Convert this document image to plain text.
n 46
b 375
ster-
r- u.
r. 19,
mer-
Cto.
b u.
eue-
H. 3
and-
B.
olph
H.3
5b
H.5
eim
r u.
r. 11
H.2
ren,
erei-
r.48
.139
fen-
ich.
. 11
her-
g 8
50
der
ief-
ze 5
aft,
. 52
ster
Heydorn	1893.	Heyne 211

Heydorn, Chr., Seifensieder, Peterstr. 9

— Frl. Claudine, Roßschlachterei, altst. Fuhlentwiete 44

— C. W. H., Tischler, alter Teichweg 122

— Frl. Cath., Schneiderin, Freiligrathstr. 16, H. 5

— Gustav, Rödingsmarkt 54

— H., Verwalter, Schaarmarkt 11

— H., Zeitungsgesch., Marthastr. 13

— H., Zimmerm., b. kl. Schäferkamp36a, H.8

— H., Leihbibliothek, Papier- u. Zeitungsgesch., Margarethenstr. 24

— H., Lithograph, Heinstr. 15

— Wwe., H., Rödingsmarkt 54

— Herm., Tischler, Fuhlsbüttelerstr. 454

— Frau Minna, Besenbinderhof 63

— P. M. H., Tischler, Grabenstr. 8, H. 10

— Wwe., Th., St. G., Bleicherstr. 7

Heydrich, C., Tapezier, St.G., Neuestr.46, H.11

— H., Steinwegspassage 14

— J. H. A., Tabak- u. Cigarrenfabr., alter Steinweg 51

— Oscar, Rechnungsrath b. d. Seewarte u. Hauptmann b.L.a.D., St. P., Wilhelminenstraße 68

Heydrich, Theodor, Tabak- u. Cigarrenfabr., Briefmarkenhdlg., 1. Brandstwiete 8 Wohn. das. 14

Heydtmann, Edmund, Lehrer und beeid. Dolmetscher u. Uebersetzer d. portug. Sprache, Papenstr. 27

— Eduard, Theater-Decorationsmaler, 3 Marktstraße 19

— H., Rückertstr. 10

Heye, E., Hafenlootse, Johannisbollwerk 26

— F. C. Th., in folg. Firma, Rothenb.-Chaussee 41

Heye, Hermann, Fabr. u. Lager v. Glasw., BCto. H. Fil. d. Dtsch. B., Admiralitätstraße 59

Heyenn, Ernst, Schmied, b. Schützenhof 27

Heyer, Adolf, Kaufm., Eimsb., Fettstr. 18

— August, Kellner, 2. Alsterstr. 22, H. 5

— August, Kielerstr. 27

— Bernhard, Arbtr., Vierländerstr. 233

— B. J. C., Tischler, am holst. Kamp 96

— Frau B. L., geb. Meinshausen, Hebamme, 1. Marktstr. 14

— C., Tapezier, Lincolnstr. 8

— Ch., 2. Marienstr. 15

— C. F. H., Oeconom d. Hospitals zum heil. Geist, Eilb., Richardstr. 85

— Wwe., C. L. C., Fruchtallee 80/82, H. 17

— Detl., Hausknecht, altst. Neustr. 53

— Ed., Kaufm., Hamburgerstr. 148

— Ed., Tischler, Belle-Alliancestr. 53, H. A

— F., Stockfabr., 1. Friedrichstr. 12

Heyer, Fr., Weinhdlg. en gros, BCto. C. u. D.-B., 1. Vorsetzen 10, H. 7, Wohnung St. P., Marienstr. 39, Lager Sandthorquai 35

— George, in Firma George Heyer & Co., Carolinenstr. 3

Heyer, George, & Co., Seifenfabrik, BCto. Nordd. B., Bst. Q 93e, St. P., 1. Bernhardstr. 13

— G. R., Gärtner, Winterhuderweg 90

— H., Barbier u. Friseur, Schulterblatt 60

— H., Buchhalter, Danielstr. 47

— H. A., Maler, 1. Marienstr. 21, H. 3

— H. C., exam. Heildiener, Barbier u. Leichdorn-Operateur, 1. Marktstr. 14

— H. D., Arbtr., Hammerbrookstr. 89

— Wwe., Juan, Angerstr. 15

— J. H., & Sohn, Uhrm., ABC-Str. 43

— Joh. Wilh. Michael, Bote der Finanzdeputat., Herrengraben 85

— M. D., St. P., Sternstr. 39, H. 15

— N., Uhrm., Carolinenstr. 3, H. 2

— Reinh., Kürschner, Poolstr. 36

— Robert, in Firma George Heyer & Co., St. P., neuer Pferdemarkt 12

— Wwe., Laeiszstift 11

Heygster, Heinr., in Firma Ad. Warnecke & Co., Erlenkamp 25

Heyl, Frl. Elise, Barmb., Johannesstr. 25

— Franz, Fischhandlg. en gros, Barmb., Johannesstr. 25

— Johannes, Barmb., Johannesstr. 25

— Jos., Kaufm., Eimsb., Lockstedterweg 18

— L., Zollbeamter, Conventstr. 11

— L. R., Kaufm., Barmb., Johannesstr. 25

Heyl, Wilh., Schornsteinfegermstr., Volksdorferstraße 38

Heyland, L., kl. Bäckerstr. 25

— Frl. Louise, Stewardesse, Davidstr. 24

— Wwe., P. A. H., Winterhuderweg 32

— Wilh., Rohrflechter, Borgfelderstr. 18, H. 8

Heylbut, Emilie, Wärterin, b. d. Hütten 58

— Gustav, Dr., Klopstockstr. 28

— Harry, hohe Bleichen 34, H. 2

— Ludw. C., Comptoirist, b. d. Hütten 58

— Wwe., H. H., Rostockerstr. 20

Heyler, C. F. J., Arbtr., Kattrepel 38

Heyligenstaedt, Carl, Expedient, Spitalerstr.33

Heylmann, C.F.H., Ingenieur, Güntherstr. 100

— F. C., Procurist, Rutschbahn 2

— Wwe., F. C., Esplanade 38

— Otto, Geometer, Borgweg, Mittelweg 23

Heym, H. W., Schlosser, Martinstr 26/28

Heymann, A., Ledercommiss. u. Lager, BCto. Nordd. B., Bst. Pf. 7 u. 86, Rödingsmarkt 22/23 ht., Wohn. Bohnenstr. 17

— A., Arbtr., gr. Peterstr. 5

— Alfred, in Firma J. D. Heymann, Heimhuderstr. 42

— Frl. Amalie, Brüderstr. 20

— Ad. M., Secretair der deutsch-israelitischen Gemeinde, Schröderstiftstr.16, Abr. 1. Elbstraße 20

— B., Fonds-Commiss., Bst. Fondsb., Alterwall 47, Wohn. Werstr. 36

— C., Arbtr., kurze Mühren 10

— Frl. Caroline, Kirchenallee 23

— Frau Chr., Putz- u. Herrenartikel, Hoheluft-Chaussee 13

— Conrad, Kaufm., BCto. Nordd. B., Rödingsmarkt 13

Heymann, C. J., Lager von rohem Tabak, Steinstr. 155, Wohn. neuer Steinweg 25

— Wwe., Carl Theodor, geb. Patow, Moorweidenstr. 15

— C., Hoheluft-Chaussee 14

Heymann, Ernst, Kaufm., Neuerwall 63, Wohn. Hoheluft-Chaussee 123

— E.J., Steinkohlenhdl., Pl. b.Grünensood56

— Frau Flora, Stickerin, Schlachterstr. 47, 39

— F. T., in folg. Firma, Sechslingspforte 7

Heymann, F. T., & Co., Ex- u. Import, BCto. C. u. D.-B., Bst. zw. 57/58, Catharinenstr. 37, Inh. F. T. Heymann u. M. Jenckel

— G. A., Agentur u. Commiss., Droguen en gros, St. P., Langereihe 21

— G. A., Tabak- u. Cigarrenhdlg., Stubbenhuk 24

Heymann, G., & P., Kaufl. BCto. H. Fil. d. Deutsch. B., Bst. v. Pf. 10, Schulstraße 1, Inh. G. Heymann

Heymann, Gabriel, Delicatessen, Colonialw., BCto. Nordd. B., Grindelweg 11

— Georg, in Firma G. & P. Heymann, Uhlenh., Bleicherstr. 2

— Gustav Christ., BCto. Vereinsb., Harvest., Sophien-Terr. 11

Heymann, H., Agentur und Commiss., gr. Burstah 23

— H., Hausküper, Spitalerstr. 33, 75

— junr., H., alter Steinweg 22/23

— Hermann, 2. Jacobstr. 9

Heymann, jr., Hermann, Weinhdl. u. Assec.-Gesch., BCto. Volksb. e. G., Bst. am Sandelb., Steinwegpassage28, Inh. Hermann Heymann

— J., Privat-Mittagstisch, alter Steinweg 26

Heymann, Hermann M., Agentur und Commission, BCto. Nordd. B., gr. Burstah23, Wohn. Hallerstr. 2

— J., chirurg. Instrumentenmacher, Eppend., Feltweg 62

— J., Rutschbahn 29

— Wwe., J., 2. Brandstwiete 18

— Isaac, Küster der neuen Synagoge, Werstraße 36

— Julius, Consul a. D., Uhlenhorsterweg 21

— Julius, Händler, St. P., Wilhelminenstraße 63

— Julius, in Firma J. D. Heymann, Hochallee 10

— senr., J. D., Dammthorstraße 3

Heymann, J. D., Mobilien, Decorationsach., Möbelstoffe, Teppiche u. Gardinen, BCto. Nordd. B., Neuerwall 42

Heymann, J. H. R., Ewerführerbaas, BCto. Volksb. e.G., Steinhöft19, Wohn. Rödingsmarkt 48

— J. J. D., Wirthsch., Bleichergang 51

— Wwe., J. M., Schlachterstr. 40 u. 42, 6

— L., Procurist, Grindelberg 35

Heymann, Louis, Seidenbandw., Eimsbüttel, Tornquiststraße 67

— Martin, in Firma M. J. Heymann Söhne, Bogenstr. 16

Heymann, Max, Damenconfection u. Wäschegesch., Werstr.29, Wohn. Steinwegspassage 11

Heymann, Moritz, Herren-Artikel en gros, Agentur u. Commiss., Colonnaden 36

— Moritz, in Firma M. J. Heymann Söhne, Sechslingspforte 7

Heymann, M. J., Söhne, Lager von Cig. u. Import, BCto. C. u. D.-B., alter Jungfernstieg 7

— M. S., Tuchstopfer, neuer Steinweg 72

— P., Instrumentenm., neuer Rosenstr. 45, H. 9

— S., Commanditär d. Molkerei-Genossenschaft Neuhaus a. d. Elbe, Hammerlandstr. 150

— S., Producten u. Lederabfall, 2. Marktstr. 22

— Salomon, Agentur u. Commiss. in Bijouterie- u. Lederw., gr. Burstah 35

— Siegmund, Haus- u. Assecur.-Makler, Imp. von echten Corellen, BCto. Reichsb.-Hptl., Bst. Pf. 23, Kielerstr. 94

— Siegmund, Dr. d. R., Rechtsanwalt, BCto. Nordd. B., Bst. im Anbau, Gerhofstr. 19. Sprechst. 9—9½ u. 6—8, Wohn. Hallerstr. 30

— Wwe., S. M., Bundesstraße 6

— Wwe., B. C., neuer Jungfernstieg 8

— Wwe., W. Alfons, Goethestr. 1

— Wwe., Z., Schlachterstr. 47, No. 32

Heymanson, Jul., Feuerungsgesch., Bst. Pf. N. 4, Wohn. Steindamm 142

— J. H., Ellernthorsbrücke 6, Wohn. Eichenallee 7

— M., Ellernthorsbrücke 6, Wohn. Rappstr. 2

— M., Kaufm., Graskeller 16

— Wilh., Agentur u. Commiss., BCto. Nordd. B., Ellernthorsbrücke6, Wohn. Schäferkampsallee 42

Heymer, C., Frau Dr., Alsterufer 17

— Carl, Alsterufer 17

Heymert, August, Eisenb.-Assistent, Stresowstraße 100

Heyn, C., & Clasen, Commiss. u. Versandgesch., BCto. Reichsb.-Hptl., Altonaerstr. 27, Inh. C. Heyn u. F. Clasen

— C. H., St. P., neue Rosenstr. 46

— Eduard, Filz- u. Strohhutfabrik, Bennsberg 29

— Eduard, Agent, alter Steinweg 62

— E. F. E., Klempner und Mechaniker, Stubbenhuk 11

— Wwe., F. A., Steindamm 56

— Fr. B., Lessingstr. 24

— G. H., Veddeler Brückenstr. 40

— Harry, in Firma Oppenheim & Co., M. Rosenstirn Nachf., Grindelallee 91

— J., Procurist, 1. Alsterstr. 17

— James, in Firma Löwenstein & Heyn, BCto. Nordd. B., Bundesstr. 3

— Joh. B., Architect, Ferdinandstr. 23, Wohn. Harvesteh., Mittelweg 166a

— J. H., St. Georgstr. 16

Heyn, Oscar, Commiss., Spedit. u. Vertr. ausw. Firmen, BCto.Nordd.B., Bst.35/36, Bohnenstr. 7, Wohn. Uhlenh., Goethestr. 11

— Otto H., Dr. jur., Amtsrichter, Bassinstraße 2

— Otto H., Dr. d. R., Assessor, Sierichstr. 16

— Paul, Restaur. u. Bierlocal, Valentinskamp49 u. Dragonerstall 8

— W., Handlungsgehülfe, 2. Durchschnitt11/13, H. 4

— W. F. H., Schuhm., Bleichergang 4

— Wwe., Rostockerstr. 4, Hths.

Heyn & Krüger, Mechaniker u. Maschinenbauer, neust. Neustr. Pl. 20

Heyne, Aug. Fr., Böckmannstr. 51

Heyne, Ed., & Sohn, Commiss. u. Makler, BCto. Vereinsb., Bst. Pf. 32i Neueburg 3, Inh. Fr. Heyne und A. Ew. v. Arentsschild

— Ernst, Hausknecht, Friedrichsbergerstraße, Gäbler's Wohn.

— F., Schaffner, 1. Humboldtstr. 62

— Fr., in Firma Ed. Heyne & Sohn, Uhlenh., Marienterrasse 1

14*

# What to work on:
Check every line of the listing for the string "Procurist" and report how many lines have it, as a number alone.

# Result of the task:
3